» **SHORT TASK**
All of the material should be reproduced exactly, with pictures left out.

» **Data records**
* * *
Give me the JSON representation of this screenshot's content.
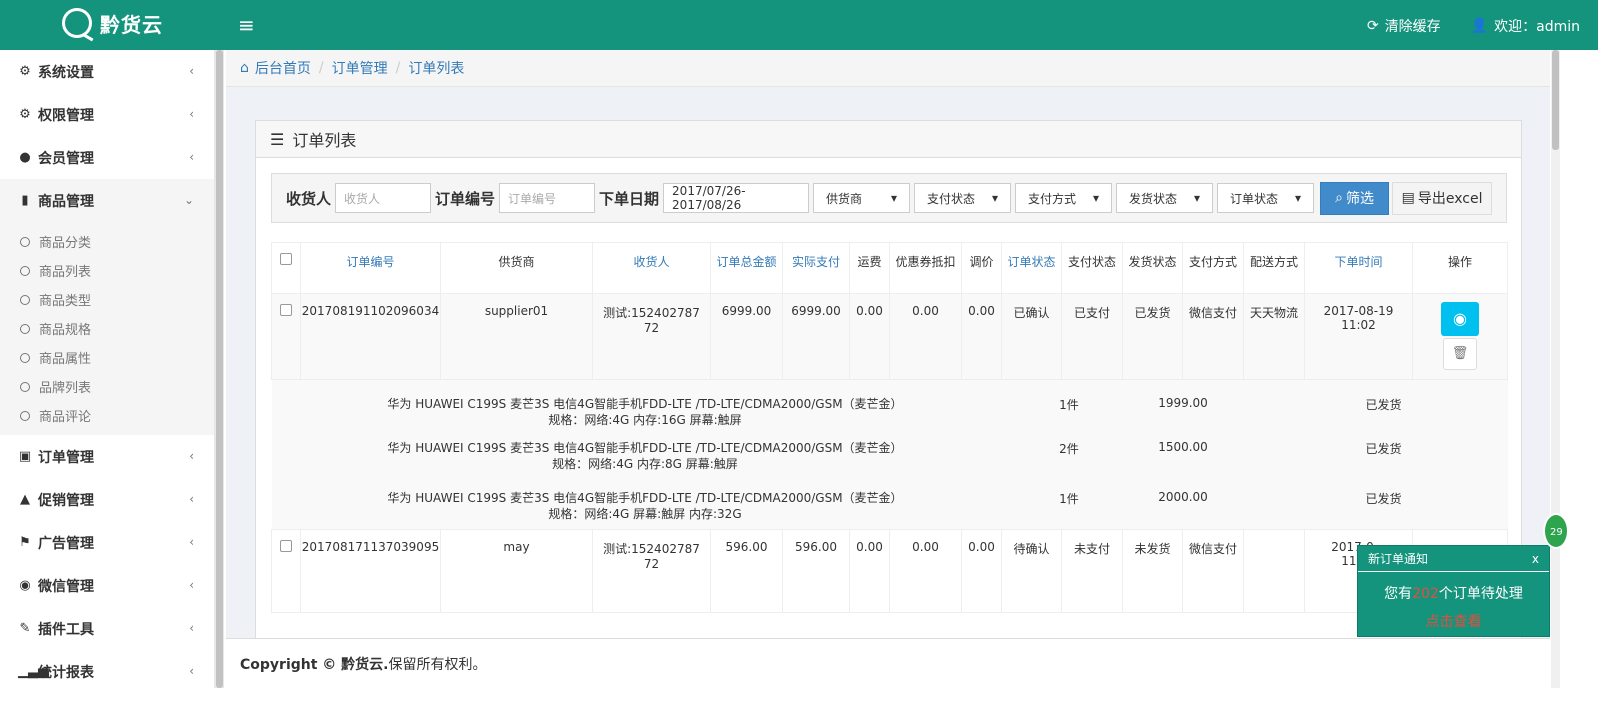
{
  "topbar": {
    "brand": "黔货云",
    "clear_cache": "清除缓存",
    "welcome": "欢迎：admin"
  },
  "breadcrumb": [
    "后台首页",
    "订单管理",
    "订单列表"
  ],
  "sidebar": {
    "items": [
      {
        "label": "系统设置",
        "icon": "gear-icon"
      },
      {
        "label": "权限管理",
        "icon": "gears-icon"
      },
      {
        "label": "会员管理",
        "icon": "user-icon"
      },
      {
        "label": "商品管理",
        "icon": "book-icon"
      },
      {
        "label": "订单管理",
        "icon": "money-icon"
      },
      {
        "label": "促销管理",
        "icon": "bell-icon"
      },
      {
        "label": "广告管理",
        "icon": "flag-icon"
      },
      {
        "label": "微信管理",
        "icon": "wechat-icon"
      },
      {
        "label": "插件工具",
        "icon": "wrench-icon"
      },
      {
        "label": "统计报表",
        "icon": "signal-icon"
      }
    ],
    "sub_items": [
      "商品分类",
      "商品列表",
      "商品类型",
      "商品规格",
      "商品属性",
      "品牌列表",
      "商品评论"
    ]
  },
  "panel": {
    "title": "订单列表"
  },
  "filter": {
    "receiver_label": "收货人",
    "receiver_placeholder": "收货人",
    "order_no_label": "订单编号",
    "order_no_placeholder": "订单编号",
    "date_label": "下单日期",
    "date_value": "2017/07/26-2017/08/26",
    "supplier": "供货商",
    "pay_status": "支付状态",
    "pay_method": "支付方式",
    "ship_status": "发货状态",
    "order_status": "订单状态",
    "filter_btn": "筛选",
    "export_btn": "导出excel"
  },
  "table": {
    "headers": [
      "订单编号",
      "供货商",
      "收货人",
      "订单总金额",
      "实际支付",
      "运费",
      "优惠券抵扣",
      "调价",
      "订单状态",
      "支付状态",
      "发货状态",
      "支付方式",
      "配送方式",
      "下单时间",
      "操作"
    ],
    "rows": [
      {
        "order_no": "201708191102096034",
        "supplier": "supplier01",
        "receiver": "测试:15240278772",
        "total": "6999.00",
        "paid": "6999.00",
        "freight": "0.00",
        "coupon": "0.00",
        "adjust": "0.00",
        "order_status": "已确认",
        "pay_status": "已支付",
        "ship_status": "已发货",
        "pay_method": "微信支付",
        "ship_method": "天天物流",
        "time": "2017-08-19 11:02"
      },
      {
        "order_no": "201708171137039095",
        "supplier": "may",
        "receiver": "测试:15240278772",
        "total": "596.00",
        "paid": "596.00",
        "freight": "0.00",
        "coupon": "0.00",
        "adjust": "0.00",
        "order_status": "待确认",
        "pay_status": "未支付",
        "ship_status": "未发货",
        "pay_method": "微信支付",
        "ship_method": "",
        "time": "2017-0… 11:37"
      }
    ],
    "items": [
      {
        "name": "华为 HUAWEI C199S 麦芒3S 电信4G智能手机FDD-LTE /TD-LTE/CDMA2000/GSM（麦芒金）",
        "spec": "规格：网络:4G 内存:16G 屏幕:触屏",
        "qty": "1件",
        "price": "1999.00",
        "status": "已发货"
      },
      {
        "name": "华为 HUAWEI C199S 麦芒3S 电信4G智能手机FDD-LTE /TD-LTE/CDMA2000/GSM（麦芒金）",
        "spec": "规格：网络:4G 内存:8G 屏幕:触屏",
        "qty": "2件",
        "price": "1500.00",
        "status": "已发货"
      },
      {
        "name": "华为 HUAWEI C199S 麦芒3S 电信4G智能手机FDD-LTE /TD-LTE/CDMA2000/GSM（麦芒金）",
        "spec": "规格：网络:4G 屏幕:触屏 内存:32G",
        "qty": "1件",
        "price": "2000.00",
        "status": "已发货"
      }
    ]
  },
  "footer": {
    "copyright": "Copyright © 黔货云.",
    "rights": "保留所有权利。"
  },
  "toast": {
    "title": "新订单通知",
    "close": "x",
    "pre": "您有",
    "count": "202",
    "post": "个订单待处理",
    "link": "点击查看"
  },
  "badge": "29",
  "colors": {
    "brand": "#15947d",
    "primary": "#428bca",
    "info": "#00c0ef",
    "link": "#337ab7"
  }
}
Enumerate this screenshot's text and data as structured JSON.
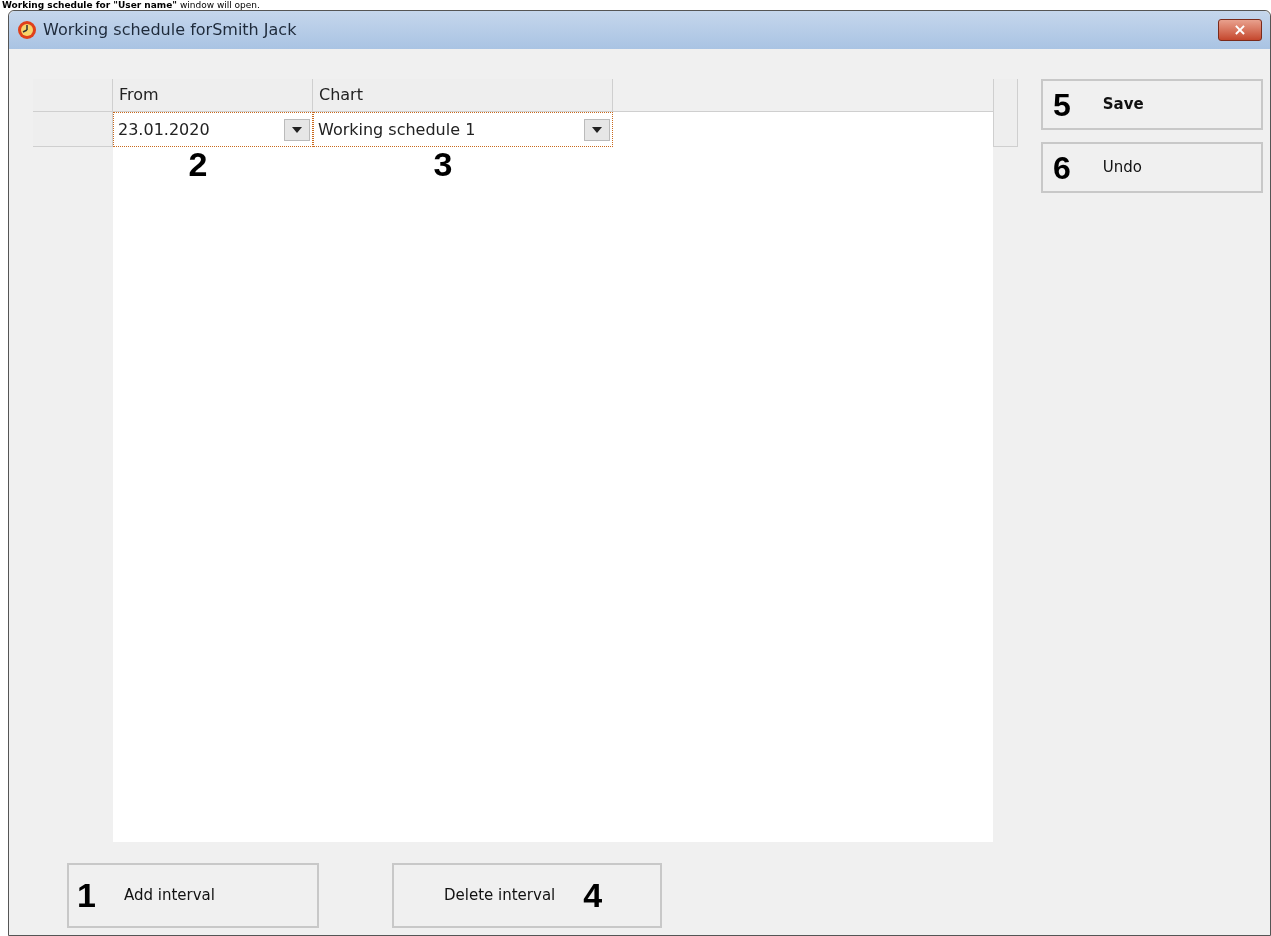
{
  "caption": "**Working schedule for \"User name\"** window will open.",
  "window": {
    "title": "Working schedule forSmith Jack",
    "close": "×"
  },
  "table": {
    "columns": [
      "From",
      "Chart"
    ],
    "rows": [
      {
        "cells": [
          {
            "value": "23.01.2020",
            "callout": "2"
          },
          {
            "value": "Working schedule 1",
            "callout": "3"
          }
        ],
        "selected": true
      }
    ]
  },
  "side_buttons": [
    {
      "label": "Save",
      "callout": "5",
      "bold": true
    },
    {
      "label": "Undo",
      "callout": "6",
      "bold": false
    }
  ],
  "bottom_buttons": [
    {
      "label": "Add interval",
      "callout": "1",
      "kind": "number-first"
    },
    {
      "label": "Delete interval",
      "callout": "4",
      "kind": "label-first"
    }
  ]
}
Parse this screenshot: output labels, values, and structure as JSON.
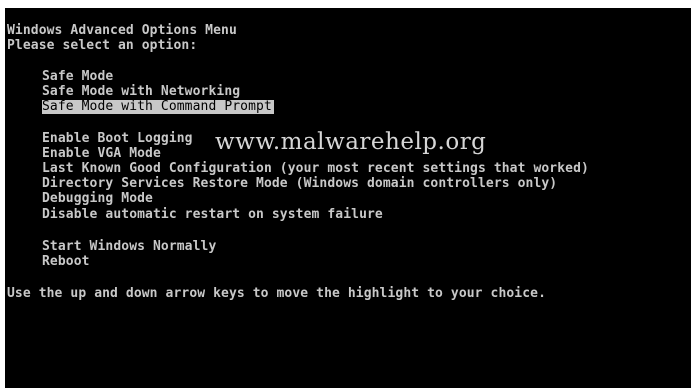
{
  "menu": {
    "title": "Windows Advanced Options Menu",
    "prompt": "Please select an option:",
    "group1": [
      {
        "label": "Safe Mode"
      },
      {
        "label": "Safe Mode with Networking"
      },
      {
        "label": "Safe Mode with Command Prompt",
        "selected": true
      }
    ],
    "group2": [
      {
        "label": "Enable Boot Logging"
      },
      {
        "label": "Enable VGA Mode"
      },
      {
        "label": "Last Known Good Configuration (your most recent settings that worked)"
      },
      {
        "label": "Directory Services Restore Mode (Windows domain controllers only)"
      },
      {
        "label": "Debugging Mode"
      },
      {
        "label": "Disable automatic restart on system failure"
      }
    ],
    "group3": [
      {
        "label": "Start Windows Normally"
      },
      {
        "label": "Reboot"
      }
    ],
    "instructions": "Use the up and down arrow keys to move the highlight to your choice."
  },
  "watermark": "www.malwarehelp.org",
  "colors": {
    "background": "#000000",
    "text": "#c8c8c8",
    "highlight": "#c8c8c8",
    "highlight_text": "#000000",
    "frame": "#ffffff"
  }
}
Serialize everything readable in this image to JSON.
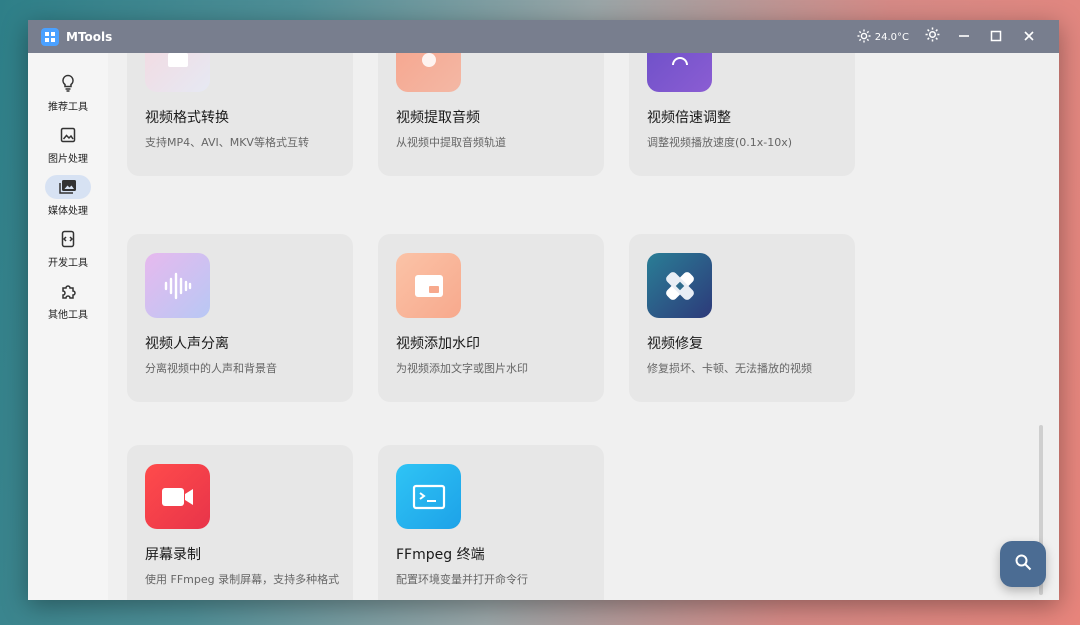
* * *
» **SOLUTION**
Give me the JSON representation of this screenshot's content.
{
  "topbar": {
    "brand": "黔货云",
    "clear_cache": "清除缓存",
    "welcome": "欢迎：admin"
  },
  "breadcrumb": [
    "后台首页",
    "订单管理",
    "订单列表"
  ],
  "sidebar": {
    "items": [
      {
        "label": "系统设置",
        "icon": "gear-icon"
      },
      {
        "label": "权限管理",
        "icon": "gears-icon"
      },
      {
        "label": "会员管理",
        "icon": "user-icon"
      },
      {
        "label": "商品管理",
        "icon": "book-icon"
      },
      {
        "label": "订单管理",
        "icon": "money-icon"
      },
      {
        "label": "促销管理",
        "icon": "bell-icon"
      },
      {
        "label": "广告管理",
        "icon": "flag-icon"
      },
      {
        "label": "微信管理",
        "icon": "wechat-icon"
      },
      {
        "label": "插件工具",
        "icon": "wrench-icon"
      },
      {
        "label": "统计报表",
        "icon": "signal-icon"
      }
    ],
    "sub_items": [
      "商品分类",
      "商品列表",
      "商品类型",
      "商品规格",
      "商品属性",
      "品牌列表",
      "商品评论"
    ]
  },
  "panel": {
    "title": "订单列表"
  },
  "filter": {
    "receiver_label": "收货人",
    "receiver_placeholder": "收货人",
    "order_no_label": "订单编号",
    "order_no_placeholder": "订单编号",
    "date_label": "下单日期",
    "date_value": "2017/07/26-2017/08/26",
    "supplier": "供货商",
    "pay_status": "支付状态",
    "pay_method": "支付方式",
    "ship_status": "发货状态",
    "order_status": "订单状态",
    "filter_btn": "筛选",
    "export_btn": "导出excel"
  },
  "table": {
    "headers": [
      "订单编号",
      "供货商",
      "收货人",
      "订单总金额",
      "实际支付",
      "运费",
      "优惠券抵扣",
      "调价",
      "订单状态",
      "支付状态",
      "发货状态",
      "支付方式",
      "配送方式",
      "下单时间",
      "操作"
    ],
    "rows": [
      {
        "order_no": "201708191102096034",
        "supplier": "supplier01",
        "receiver": "测试:15240278772",
        "total": "6999.00",
        "paid": "6999.00",
        "freight": "0.00",
        "coupon": "0.00",
        "adjust": "0.00",
        "order_status": "已确认",
        "pay_status": "已支付",
        "ship_status": "已发货",
        "pay_method": "微信支付",
        "ship_method": "天天物流",
        "time": "2017-08-19 11:02"
      },
      {
        "order_no": "201708171137039095",
        "supplier": "may",
        "receiver": "测试:15240278772",
        "total": "596.00",
        "paid": "596.00",
        "freight": "0.00",
        "coupon": "0.00",
        "adjust": "0.00",
        "order_status": "待确认",
        "pay_status": "未支付",
        "ship_status": "未发货",
        "pay_method": "微信支付",
        "ship_method": "",
        "time": "2017-0… 11:37"
      }
    ],
    "items": [
      {
        "name": "华为 HUAWEI C199S 麦芒3S 电信4G智能手机FDD-LTE /TD-LTE/CDMA2000/GSM（麦芒金）",
        "spec": "规格：网络:4G 内存:16G 屏幕:触屏",
        "qty": "1件",
        "price": "1999.00",
        "status": "已发货"
      },
      {
        "name": "华为 HUAWEI C199S 麦芒3S 电信4G智能手机FDD-LTE /TD-LTE/CDMA2000/GSM（麦芒金）",
        "spec": "规格：网络:4G 内存:8G 屏幕:触屏",
        "qty": "2件",
        "price": "1500.00",
        "status": "已发货"
      },
      {
        "name": "华为 HUAWEI C199S 麦芒3S 电信4G智能手机FDD-LTE /TD-LTE/CDMA2000/GSM（麦芒金）",
        "spec": "规格：网络:4G 屏幕:触屏 内存:32G",
        "qty": "1件",
        "price": "2000.00",
        "status": "已发货"
      }
    ]
  },
  "footer": {
    "copyright": "Copyright © 黔货云.",
    "rights": "保留所有权利。"
  },
  "toast": {
    "title": "新订单通知",
    "close": "x",
    "pre": "您有",
    "count": "202",
    "post": "个订单待处理",
    "link": "点击查看"
  },
  "badge": "29",
  "colors": {
    "brand": "#15947d",
    "primary": "#428bca",
    "info": "#00c0ef",
    "link": "#337ab7"
  }
}
Enumerate this screenshot's text and data as structured JSON.
{
  "caption": "**Working schedule for \"User name\"** window will open.",
  "window": {
    "title": "Working schedule forSmith Jack",
    "close": "×"
  },
  "table": {
    "columns": [
      "From",
      "Chart"
    ],
    "rows": [
      {
        "cells": [
          {
            "value": "23.01.2020",
            "callout": "2"
          },
          {
            "value": "Working schedule 1",
            "callout": "3"
          }
        ],
        "selected": true
      }
    ]
  },
  "side_buttons": [
    {
      "label": "Save",
      "callout": "5",
      "bold": true
    },
    {
      "label": "Undo",
      "callout": "6",
      "bold": false
    }
  ],
  "bottom_buttons": [
    {
      "label": "Add interval",
      "callout": "1",
      "kind": "number-first"
    },
    {
      "label": "Delete interval",
      "callout": "4",
      "kind": "label-first"
    }
  ]
}
Parse this screenshot: output labels, values, and structure as JSON.
{
  "menu": {
    "title": "Windows Advanced Options Menu",
    "prompt": "Please select an option:",
    "group1": [
      {
        "label": "Safe Mode"
      },
      {
        "label": "Safe Mode with Networking"
      },
      {
        "label": "Safe Mode with Command Prompt",
        "selected": true
      }
    ],
    "group2": [
      {
        "label": "Enable Boot Logging"
      },
      {
        "label": "Enable VGA Mode"
      },
      {
        "label": "Last Known Good Configuration (your most recent settings that worked)"
      },
      {
        "label": "Directory Services Restore Mode (Windows domain controllers only)"
      },
      {
        "label": "Debugging Mode"
      },
      {
        "label": "Disable automatic restart on system failure"
      }
    ],
    "group3": [
      {
        "label": "Start Windows Normally"
      },
      {
        "label": "Reboot"
      }
    ],
    "instructions": "Use the up and down arrow keys to move the highlight to your choice."
  },
  "watermark": "www.malwarehelp.org",
  "colors": {
    "background": "#000000",
    "text": "#c8c8c8",
    "highlight": "#c8c8c8",
    "highlight_text": "#000000",
    "frame": "#ffffff"
  }
}
Serialize everything readable in this image to JSON.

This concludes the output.